**Aim**
Filter out everything except lines holding "curve".

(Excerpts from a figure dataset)
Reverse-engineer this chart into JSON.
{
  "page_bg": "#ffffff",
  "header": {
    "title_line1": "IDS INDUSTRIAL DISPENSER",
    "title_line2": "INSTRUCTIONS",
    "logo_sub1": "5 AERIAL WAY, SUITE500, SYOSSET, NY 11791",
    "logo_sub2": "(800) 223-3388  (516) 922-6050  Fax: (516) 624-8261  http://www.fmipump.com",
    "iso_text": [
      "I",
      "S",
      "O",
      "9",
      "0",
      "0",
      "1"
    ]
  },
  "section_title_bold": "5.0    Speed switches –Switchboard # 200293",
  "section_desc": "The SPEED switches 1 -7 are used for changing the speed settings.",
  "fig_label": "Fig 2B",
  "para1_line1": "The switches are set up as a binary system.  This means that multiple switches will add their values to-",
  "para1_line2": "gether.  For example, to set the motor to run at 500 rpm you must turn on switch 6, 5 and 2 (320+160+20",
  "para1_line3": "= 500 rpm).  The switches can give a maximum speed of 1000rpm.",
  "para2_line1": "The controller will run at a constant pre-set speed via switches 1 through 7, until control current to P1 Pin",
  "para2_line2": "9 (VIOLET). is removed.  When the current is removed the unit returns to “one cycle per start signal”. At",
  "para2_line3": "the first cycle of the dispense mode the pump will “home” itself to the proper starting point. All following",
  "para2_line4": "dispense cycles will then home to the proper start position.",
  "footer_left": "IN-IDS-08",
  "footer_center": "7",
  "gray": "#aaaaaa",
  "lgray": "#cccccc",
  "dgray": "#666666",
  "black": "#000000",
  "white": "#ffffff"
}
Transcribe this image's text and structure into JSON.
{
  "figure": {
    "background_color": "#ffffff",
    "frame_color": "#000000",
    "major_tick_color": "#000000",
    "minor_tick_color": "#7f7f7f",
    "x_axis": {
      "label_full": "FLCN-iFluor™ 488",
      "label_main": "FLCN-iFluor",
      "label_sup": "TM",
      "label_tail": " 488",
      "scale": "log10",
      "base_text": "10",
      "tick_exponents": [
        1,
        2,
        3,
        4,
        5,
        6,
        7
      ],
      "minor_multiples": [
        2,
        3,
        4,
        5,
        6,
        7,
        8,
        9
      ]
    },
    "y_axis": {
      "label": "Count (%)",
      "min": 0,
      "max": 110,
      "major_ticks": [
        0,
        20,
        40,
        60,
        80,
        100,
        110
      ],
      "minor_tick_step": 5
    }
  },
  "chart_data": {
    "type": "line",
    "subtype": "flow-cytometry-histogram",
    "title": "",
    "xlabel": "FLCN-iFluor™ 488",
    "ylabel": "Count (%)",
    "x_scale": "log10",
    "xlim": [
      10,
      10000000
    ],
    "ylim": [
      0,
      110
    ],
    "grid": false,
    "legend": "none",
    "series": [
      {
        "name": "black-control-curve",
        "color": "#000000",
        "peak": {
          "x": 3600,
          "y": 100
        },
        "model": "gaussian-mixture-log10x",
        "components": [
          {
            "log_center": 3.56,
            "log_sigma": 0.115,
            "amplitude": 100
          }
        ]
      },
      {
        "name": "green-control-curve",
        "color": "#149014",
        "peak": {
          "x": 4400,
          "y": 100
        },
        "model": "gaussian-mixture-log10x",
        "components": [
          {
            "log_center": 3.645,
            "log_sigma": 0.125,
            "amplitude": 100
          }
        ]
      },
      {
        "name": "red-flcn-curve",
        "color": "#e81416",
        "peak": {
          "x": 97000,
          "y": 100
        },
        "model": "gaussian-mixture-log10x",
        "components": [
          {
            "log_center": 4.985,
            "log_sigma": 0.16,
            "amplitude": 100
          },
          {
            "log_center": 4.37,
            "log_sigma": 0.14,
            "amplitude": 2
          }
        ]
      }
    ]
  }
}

**Exercise result**
        "name": "black-control-curve",
        "name": "green-control-curve",
        "name": "red-flcn-curve",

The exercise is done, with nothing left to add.